**Exercise details**
Repeat the whole listing exactly.

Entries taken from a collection
____________________

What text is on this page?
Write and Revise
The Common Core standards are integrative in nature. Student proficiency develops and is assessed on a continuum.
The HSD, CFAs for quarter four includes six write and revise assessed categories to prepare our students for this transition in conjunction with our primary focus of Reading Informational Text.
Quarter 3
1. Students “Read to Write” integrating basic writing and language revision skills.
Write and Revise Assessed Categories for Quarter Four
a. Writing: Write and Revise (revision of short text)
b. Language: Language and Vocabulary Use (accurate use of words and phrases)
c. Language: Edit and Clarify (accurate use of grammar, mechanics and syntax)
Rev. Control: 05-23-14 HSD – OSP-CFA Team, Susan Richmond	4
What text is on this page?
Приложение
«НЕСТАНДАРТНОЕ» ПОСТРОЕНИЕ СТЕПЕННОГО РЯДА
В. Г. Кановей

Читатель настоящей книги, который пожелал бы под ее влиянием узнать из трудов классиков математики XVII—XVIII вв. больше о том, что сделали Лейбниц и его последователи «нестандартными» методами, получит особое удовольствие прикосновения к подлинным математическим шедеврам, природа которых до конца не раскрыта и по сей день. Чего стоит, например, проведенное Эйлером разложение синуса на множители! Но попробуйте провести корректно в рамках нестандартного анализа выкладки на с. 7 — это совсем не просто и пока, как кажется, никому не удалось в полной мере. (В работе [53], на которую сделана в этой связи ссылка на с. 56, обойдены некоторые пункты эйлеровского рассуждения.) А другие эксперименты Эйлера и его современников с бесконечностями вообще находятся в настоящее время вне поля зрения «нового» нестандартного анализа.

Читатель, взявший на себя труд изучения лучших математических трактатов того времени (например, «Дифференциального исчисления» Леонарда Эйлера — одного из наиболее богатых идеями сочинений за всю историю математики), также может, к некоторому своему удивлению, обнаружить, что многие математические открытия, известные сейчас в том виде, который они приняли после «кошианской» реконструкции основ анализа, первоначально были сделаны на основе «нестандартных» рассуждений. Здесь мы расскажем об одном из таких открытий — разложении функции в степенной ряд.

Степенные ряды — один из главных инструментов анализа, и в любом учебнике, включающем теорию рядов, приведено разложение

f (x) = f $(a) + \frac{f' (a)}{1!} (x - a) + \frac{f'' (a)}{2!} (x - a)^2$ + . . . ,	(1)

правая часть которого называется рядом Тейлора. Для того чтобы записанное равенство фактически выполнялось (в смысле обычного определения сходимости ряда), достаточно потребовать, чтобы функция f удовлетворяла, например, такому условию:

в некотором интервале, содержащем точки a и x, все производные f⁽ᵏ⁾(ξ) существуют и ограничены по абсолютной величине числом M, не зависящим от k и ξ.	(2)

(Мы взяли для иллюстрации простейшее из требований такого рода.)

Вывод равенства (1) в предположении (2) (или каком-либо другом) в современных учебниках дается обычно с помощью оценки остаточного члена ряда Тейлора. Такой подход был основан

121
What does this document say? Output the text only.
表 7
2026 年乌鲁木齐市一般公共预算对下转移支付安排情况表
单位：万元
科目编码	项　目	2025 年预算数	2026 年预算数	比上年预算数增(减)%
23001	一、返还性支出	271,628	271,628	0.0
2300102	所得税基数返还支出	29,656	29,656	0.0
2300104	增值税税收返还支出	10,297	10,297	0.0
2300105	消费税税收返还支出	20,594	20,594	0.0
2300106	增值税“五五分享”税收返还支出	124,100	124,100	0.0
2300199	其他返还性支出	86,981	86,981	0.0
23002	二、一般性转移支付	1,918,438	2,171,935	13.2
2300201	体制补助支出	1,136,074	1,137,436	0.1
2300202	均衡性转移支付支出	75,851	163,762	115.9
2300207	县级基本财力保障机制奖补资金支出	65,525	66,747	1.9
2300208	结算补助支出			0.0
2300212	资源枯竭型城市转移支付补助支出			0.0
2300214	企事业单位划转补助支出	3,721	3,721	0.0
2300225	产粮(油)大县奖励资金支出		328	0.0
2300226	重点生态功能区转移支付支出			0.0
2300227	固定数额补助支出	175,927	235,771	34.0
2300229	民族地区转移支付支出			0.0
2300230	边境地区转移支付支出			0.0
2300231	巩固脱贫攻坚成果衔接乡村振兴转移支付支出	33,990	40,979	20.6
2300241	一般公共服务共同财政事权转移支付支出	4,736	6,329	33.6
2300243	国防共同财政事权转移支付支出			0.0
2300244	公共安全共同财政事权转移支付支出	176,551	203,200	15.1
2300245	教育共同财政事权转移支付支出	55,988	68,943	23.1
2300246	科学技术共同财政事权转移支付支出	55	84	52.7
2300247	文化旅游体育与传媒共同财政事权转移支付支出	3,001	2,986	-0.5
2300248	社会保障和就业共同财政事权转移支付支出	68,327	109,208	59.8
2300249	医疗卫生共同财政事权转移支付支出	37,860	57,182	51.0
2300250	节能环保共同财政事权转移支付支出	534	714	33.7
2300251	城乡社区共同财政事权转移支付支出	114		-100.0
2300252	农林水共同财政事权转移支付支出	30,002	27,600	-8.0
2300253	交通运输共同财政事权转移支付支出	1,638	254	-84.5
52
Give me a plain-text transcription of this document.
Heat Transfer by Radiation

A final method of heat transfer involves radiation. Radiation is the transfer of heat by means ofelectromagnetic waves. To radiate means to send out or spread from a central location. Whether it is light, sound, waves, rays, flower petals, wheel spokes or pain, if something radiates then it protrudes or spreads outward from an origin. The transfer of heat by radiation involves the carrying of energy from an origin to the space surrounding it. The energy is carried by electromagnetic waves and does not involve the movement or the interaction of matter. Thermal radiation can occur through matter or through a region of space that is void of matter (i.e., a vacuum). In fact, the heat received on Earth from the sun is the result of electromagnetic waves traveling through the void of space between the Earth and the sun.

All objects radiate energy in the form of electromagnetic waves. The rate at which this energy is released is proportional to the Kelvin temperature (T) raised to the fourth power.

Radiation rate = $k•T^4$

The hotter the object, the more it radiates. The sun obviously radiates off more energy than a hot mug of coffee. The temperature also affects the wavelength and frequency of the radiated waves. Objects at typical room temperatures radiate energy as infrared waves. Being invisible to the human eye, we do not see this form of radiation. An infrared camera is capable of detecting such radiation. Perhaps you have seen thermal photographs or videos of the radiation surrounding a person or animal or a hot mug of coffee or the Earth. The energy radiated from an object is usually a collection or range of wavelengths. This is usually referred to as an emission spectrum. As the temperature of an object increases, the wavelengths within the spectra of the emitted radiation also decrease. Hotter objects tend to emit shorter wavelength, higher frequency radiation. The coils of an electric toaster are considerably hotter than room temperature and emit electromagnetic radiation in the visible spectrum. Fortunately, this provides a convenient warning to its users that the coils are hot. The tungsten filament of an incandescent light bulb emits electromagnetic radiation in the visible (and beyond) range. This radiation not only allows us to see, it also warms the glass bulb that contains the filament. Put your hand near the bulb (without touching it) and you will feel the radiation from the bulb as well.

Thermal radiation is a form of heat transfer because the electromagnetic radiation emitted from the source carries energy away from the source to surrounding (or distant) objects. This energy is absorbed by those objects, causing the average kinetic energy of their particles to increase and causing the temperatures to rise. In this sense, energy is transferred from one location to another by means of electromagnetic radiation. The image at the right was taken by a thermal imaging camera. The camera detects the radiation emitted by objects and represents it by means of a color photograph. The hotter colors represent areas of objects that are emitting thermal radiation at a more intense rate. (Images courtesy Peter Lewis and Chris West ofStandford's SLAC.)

____________________

**Solution to this exercise**
What text is on this page?
Write and Revise
The Common Core standards are integrative in nature. Student proficiency develops and is assessed on a continuum.
The HSD, CFAs for quarter four includes six write and revise assessed categories to prepare our students for this transition in conjunction with our primary focus of Reading Informational Text.
Quarter 3
1. Students “Read to Write” integrating basic writing and language revision skills.
Write and Revise Assessed Categories for Quarter Four
a. Writing: Write and Revise (revision of short text)
b. Language: Language and Vocabulary Use (accurate use of words and phrases)
c. Language: Edit and Clarify (accurate use of grammar, mechanics and syntax)
Rev. Control: 05-23-14 HSD – OSP-CFA Team, Susan Richmond	4
What text is on this page?
Приложение
«НЕСТАНДАРТНОЕ» ПОСТРОЕНИЕ СТЕПЕННОГО РЯДА
В. Г. Кановей

Читатель настоящей книги, который пожелал бы под ее влиянием узнать из трудов классиков математики XVII—XVIII вв. больше о том, что сделали Лейбниц и его последователи «нестандартными» методами, получит особое удовольствие прикосновения к подлинным математическим шедеврам, природа которых до конца не раскрыта и по сей день. Чего стоит, например, проведенное Эйлером разложение синуса на множители! Но попробуйте провести корректно в рамках нестандартного анализа выкладки на с. 7 — это совсем не просто и пока, как кажется, никому не удалось в полной мере. (В работе [53], на которую сделана в этой связи ссылка на с. 56, обойдены некоторые пункты эйлеровского рассуждения.) А другие эксперименты Эйлера и его современников с бесконечностями вообще находятся в настоящее время вне поля зрения «нового» нестандартного анализа.

Читатель, взявший на себя труд изучения лучших математических трактатов того времени (например, «Дифференциального исчисления» Леонарда Эйлера — одного из наиболее богатых идеями сочинений за всю историю математики), также может, к некоторому своему удивлению, обнаружить, что многие математические открытия, известные сейчас в том виде, который они приняли после «кошианской» реконструкции основ анализа, первоначально были сделаны на основе «нестандартных» рассуждений. Здесь мы расскажем об одном из таких открытий — разложении функции в степенной ряд.

Степенные ряды — один из главных инструментов анализа, и в любом учебнике, включающем теорию рядов, приведено разложение

f (x) = f $(a) + \frac{f' (a)}{1!} (x - a) + \frac{f'' (a)}{2!} (x - a)^2$ + . . . ,	(1)

правая часть которого называется рядом Тейлора. Для того чтобы записанное равенство фактически выполнялось (в смысле обычного определения сходимости ряда), достаточно потребовать, чтобы функция f удовлетворяла, например, такому условию:

в некотором интервале, содержащем точки a и x, все производные f⁽ᵏ⁾(ξ) существуют и ограничены по абсолютной величине числом M, не зависящим от k и ξ.	(2)

(Мы взяли для иллюстрации простейшее из требований такого рода.)

Вывод равенства (1) в предположении (2) (или каком-либо другом) в современных учебниках дается обычно с помощью оценки остаточного члена ряда Тейлора. Такой подход был основан

121
What does this document say? Output the text only.
表 7
2026 年乌鲁木齐市一般公共预算对下转移支付安排情况表
单位：万元
科目编码	项　目	2025 年预算数	2026 年预算数	比上年预算数增(减)%
23001	一、返还性支出	271,628	271,628	0.0
2300102	所得税基数返还支出	29,656	29,656	0.0
2300104	增值税税收返还支出	10,297	10,297	0.0
2300105	消费税税收返还支出	20,594	20,594	0.0
2300106	增值税“五五分享”税收返还支出	124,100	124,100	0.0
2300199	其他返还性支出	86,981	86,981	0.0
23002	二、一般性转移支付	1,918,438	2,171,935	13.2
2300201	体制补助支出	1,136,074	1,137,436	0.1
2300202	均衡性转移支付支出	75,851	163,762	115.9
2300207	县级基本财力保障机制奖补资金支出	65,525	66,747	1.9
2300208	结算补助支出			0.0
2300212	资源枯竭型城市转移支付补助支出			0.0
2300214	企事业单位划转补助支出	3,721	3,721	0.0
2300225	产粮(油)大县奖励资金支出		328	0.0
2300226	重点生态功能区转移支付支出			0.0
2300227	固定数额补助支出	175,927	235,771	34.0
2300229	民族地区转移支付支出			0.0
2300230	边境地区转移支付支出			0.0
2300231	巩固脱贫攻坚成果衔接乡村振兴转移支付支出	33,990	40,979	20.6
2300241	一般公共服务共同财政事权转移支付支出	4,736	6,329	33.6
2300243	国防共同财政事权转移支付支出			0.0
2300244	公共安全共同财政事权转移支付支出	176,551	203,200	15.1
2300245	教育共同财政事权转移支付支出	55,988	68,943	23.1
2300246	科学技术共同财政事权转移支付支出	55	84	52.7
2300247	文化旅游体育与传媒共同财政事权转移支付支出	3,001	2,986	-0.5
2300248	社会保障和就业共同财政事权转移支付支出	68,327	109,208	59.8
2300249	医疗卫生共同财政事权转移支付支出	37,860	57,182	51.0
2300250	节能环保共同财政事权转移支付支出	534	714	33.7
2300251	城乡社区共同财政事权转移支付支出	114		-100.0
2300252	农林水共同财政事权转移支付支出	30,002	27,600	-8.0
2300253	交通运输共同财政事权转移支付支出	1,638	254	-84.5
52
Give me a plain-text transcription of this document.
Heat Transfer by Radiation

A final method of heat transfer involves radiation. Radiation is the transfer of heat by means ofelectromagnetic waves. To radiate means to send out or spread from a central location. Whether it is light, sound, waves, rays, flower petals, wheel spokes or pain, if something radiates then it protrudes or spreads outward from an origin. The transfer of heat by radiation involves the carrying of energy from an origin to the space surrounding it. The energy is carried by electromagnetic waves and does not involve the movement or the interaction of matter. Thermal radiation can occur through matter or through a region of space that is void of matter (i.e., a vacuum). In fact, the heat received on Earth from the sun is the result of electromagnetic waves traveling through the void of space between the Earth and the sun.

All objects radiate energy in the form of electromagnetic waves. The rate at which this energy is released is proportional to the Kelvin temperature (T) raised to the fourth power.

Radiation rate = $k•T^4$

The hotter the object, the more it radiates. The sun obviously radiates off more energy than a hot mug of coffee. The temperature also affects the wavelength and frequency of the radiated waves. Objects at typical room temperatures radiate energy as infrared waves. Being invisible to the human eye, we do not see this form of radiation. An infrared camera is capable of detecting such radiation. Perhaps you have seen thermal photographs or videos of the radiation surrounding a person or animal or a hot mug of coffee or the Earth. The energy radiated from an object is usually a collection or range of wavelengths. This is usually referred to as an emission spectrum. As the temperature of an object increases, the wavelengths within the spectra of the emitted radiation also decrease. Hotter objects tend to emit shorter wavelength, higher frequency radiation. The coils of an electric toaster are considerably hotter than room temperature and emit electromagnetic radiation in the visible spectrum. Fortunately, this provides a convenient warning to its users that the coils are hot. The tungsten filament of an incandescent light bulb emits electromagnetic radiation in the visible (and beyond) range. This radiation not only allows us to see, it also warms the glass bulb that contains the filament. Put your hand near the bulb (without touching it) and you will feel the radiation from the bulb as well.

Thermal radiation is a form of heat transfer because the electromagnetic radiation emitted from the source carries energy away from the source to surrounding (or distant) objects. This energy is absorbed by those objects, causing the average kinetic energy of their particles to increase and causing the temperatures to rise. In this sense, energy is transferred from one location to another by means of electromagnetic radiation. The image at the right was taken by a thermal imaging camera. The camera detects the radiation emitted by objects and represents it by means of a color photograph. The hotter colors represent areas of objects that are emitting thermal radiation at a more intense rate. (Images courtesy Peter Lewis and Chris West ofStandford's SLAC.)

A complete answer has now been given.